- The task
Are you able to quote each entry exactly as written?

- Supplied material
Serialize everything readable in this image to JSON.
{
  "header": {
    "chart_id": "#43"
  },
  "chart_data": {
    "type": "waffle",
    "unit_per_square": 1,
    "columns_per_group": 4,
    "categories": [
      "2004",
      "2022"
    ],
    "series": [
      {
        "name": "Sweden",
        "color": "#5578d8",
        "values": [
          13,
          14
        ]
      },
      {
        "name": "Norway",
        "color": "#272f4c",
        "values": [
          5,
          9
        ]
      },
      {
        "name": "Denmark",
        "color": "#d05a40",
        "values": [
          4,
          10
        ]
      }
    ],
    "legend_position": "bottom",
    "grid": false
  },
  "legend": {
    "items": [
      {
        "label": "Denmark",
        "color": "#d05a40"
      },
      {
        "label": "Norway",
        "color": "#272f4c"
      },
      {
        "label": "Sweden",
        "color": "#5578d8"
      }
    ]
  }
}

- Final answer
Serialize everything readable in this image to JSON.
{
  "header": {
    "chart_id": "#43"
  },
  "chart_data": {
    "type": "waffle",
    "unit_per_square": 1,
    "columns_per_group": 4,
    "categories": [
      "2004",
      "2022"
    ],
    "series": [
      {
        "name": "Sweden",
        "color": "#5578d8",
        "values": [
          13,
          14
        ]
      },
      {
        "name": "Norway",
        "color": "#272f4c",
        "values": [
          5,
          9
        ]
      },
      {
        "name": "Denmark",
        "color": "#d05a40",
        "values": [
          4,
          10
        ]
      }
    ],
    "legend_position": "bottom",
    "grid": false
  },
  "legend": {
    "items": [
      {
        "label": "Denmark",
        "color": "#d05a40"
      },
      {
        "label": "Norway",
        "color": "#272f4c"
      },
      {
        "label": "Sweden",
        "color": "#5578d8"
      }
    ]
  }
}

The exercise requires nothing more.